**Aim of the task:**
In the listing below, copy everything from the line containing "indicator-name: - на" down to the line containing "value-cell: - (467, 322, 608, 335)", replacing "table-row" with "table-line" and leaving every other detail unchanged.
··· Extracted entries
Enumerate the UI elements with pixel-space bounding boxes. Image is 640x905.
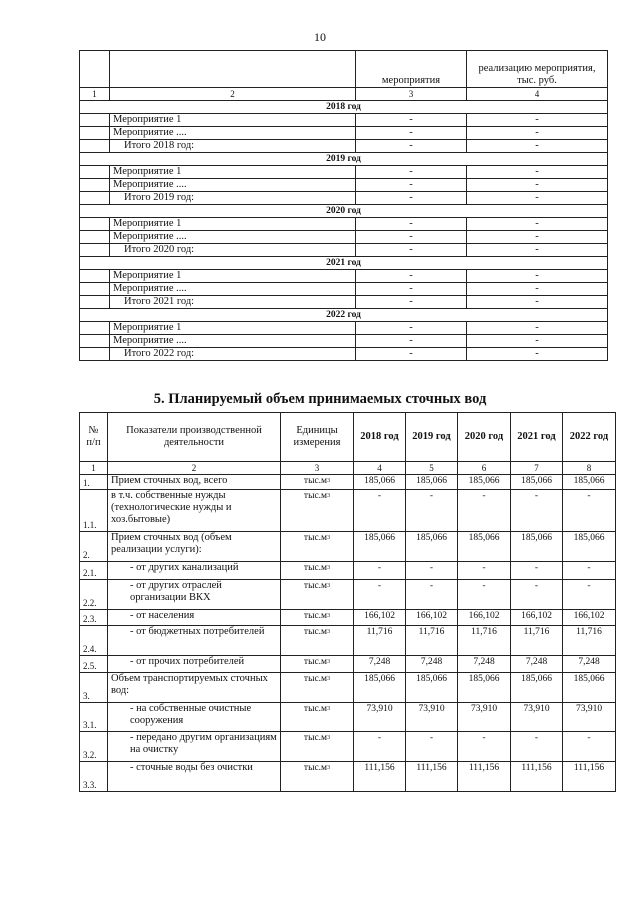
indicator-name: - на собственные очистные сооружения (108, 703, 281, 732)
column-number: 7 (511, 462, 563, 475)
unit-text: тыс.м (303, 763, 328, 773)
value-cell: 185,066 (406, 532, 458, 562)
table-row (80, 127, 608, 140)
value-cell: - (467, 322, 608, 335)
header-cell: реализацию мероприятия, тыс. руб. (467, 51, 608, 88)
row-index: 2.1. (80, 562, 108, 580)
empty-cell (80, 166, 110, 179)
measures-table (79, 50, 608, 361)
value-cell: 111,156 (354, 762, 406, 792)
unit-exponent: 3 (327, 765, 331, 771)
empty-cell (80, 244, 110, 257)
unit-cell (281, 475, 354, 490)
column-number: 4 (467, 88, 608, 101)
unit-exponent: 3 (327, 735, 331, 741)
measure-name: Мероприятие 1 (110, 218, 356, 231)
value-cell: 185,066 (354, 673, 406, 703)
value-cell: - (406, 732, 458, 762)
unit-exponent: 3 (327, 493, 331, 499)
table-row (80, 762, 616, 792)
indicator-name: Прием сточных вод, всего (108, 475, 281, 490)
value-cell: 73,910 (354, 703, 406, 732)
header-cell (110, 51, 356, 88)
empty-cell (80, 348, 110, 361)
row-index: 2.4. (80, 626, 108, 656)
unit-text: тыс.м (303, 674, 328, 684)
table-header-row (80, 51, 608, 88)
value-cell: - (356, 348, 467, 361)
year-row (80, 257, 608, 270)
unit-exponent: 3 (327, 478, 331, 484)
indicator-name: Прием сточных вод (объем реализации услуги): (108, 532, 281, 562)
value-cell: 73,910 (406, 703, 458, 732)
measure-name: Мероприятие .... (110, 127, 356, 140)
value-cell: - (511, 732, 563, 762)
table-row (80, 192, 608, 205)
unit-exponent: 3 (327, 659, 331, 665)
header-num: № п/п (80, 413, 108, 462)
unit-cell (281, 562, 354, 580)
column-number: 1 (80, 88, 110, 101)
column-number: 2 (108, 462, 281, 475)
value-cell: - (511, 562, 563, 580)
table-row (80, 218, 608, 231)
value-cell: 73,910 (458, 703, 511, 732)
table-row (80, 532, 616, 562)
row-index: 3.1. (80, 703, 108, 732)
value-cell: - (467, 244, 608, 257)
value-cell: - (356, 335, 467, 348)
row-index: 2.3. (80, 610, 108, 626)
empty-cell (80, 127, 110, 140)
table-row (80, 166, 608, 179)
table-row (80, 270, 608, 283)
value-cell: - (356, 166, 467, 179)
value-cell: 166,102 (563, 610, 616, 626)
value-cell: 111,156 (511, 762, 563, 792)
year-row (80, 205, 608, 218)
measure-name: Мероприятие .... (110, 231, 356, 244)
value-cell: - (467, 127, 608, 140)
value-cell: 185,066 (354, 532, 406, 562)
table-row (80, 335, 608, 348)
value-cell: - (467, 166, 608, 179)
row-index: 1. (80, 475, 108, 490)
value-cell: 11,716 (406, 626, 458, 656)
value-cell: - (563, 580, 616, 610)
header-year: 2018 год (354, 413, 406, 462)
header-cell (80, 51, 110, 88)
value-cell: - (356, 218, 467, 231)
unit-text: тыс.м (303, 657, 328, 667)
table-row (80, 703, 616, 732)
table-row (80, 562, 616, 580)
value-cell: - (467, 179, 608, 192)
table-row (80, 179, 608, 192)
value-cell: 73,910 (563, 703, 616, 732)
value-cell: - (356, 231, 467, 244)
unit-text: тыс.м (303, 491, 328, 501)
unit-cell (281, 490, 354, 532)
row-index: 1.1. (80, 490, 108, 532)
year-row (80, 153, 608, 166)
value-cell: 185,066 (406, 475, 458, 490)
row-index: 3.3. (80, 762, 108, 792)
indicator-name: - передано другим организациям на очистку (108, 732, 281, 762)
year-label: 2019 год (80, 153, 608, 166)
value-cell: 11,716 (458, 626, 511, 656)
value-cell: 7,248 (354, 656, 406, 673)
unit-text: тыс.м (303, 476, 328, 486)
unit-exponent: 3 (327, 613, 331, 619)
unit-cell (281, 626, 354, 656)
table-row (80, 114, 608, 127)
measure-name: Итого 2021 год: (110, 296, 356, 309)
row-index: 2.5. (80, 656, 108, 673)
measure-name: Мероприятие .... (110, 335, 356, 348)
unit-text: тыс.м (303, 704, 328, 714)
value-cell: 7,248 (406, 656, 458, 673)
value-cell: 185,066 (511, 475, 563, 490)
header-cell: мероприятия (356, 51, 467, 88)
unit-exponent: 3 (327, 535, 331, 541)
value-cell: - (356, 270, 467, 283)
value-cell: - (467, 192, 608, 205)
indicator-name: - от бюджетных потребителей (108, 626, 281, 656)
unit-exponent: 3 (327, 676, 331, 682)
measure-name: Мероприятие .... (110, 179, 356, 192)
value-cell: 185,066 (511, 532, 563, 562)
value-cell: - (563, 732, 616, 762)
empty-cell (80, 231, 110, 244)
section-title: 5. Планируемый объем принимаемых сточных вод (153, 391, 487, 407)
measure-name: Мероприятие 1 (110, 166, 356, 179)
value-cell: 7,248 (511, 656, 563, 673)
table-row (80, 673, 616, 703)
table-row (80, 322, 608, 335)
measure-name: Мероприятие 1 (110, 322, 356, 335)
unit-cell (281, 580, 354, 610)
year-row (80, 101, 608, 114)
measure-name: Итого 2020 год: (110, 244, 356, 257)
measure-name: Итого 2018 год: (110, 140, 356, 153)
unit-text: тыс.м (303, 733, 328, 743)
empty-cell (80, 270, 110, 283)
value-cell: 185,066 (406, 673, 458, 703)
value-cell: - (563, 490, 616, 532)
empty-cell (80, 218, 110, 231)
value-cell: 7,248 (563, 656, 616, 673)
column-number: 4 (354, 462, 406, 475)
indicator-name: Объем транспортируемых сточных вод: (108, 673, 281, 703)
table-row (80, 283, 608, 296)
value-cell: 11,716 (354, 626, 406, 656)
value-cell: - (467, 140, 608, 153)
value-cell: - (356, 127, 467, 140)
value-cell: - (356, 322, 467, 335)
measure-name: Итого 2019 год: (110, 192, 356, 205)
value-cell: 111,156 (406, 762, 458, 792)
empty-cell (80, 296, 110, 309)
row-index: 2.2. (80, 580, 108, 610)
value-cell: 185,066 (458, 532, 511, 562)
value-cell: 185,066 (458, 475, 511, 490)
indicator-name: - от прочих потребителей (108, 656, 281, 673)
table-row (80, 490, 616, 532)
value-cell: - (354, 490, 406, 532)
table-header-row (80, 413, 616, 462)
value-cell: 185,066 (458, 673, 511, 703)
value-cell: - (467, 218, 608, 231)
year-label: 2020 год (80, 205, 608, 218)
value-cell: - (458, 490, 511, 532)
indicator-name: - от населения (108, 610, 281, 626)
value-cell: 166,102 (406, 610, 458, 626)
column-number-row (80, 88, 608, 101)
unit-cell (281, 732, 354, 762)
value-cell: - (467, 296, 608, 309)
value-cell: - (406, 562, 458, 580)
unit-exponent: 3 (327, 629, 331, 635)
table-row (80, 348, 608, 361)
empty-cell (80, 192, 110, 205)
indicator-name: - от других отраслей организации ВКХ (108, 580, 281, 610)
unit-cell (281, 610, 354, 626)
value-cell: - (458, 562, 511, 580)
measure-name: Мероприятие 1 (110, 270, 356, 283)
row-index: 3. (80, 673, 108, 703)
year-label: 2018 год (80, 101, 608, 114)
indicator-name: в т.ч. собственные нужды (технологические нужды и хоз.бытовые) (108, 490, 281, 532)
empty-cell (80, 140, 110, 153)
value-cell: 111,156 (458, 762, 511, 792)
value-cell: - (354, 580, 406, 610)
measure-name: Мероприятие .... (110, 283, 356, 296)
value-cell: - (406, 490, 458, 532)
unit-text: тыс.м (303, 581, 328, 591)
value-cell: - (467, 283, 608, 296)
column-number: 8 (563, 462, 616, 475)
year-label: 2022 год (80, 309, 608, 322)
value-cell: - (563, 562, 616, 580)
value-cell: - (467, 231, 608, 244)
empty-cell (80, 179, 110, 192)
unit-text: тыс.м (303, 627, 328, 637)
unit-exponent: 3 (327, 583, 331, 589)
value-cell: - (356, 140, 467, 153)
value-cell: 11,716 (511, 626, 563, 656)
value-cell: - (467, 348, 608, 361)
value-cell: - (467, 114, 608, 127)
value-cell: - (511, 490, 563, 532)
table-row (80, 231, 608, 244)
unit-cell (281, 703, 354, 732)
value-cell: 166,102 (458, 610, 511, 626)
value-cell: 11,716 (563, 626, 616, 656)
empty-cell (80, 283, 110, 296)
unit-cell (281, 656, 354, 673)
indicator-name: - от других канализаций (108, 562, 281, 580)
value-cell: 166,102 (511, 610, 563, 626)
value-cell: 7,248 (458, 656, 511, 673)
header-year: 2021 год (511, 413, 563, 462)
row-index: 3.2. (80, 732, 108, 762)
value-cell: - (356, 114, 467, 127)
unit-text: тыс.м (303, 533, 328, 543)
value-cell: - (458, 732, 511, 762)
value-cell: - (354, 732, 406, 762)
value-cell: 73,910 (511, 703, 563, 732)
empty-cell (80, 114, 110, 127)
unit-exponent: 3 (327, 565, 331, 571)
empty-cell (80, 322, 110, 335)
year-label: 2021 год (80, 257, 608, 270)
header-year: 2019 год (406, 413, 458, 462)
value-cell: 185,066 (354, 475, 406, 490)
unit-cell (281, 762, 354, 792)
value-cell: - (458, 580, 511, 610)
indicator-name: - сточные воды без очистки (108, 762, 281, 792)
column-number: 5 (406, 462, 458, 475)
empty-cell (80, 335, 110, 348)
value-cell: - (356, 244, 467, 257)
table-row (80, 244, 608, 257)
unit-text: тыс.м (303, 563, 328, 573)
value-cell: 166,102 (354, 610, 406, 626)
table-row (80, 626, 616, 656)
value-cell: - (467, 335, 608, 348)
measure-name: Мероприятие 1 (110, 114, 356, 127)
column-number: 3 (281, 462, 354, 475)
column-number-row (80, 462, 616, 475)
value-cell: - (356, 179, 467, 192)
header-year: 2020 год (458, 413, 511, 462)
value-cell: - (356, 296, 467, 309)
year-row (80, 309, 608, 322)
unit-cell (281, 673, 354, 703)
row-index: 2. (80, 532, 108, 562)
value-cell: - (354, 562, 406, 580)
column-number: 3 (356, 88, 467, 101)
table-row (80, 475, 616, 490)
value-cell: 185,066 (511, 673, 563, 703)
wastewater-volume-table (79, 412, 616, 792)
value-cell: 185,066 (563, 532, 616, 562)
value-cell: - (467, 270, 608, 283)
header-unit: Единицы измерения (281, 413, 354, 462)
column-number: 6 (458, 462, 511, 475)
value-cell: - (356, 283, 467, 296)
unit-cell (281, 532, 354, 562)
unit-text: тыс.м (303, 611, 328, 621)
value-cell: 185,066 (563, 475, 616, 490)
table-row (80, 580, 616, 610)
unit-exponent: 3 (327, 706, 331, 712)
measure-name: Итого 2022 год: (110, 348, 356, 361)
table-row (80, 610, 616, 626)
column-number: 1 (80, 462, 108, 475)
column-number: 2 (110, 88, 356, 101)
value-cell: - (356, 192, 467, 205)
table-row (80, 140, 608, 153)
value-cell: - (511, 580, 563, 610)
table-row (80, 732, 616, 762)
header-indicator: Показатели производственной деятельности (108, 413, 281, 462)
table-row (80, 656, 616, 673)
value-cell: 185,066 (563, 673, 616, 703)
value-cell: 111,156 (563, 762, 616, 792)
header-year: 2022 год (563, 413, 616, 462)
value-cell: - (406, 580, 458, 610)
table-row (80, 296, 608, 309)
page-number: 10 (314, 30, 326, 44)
······
**Written solution:**
indicator-name: - на собственные очистные сооружения (108, 703, 281, 732)
column-number: 7 (511, 462, 563, 475)
unit-text: тыс.м (303, 763, 328, 773)
value-cell: 185,066 (406, 532, 458, 562)
table-line (80, 127, 608, 140)
value-cell: - (467, 322, 608, 335)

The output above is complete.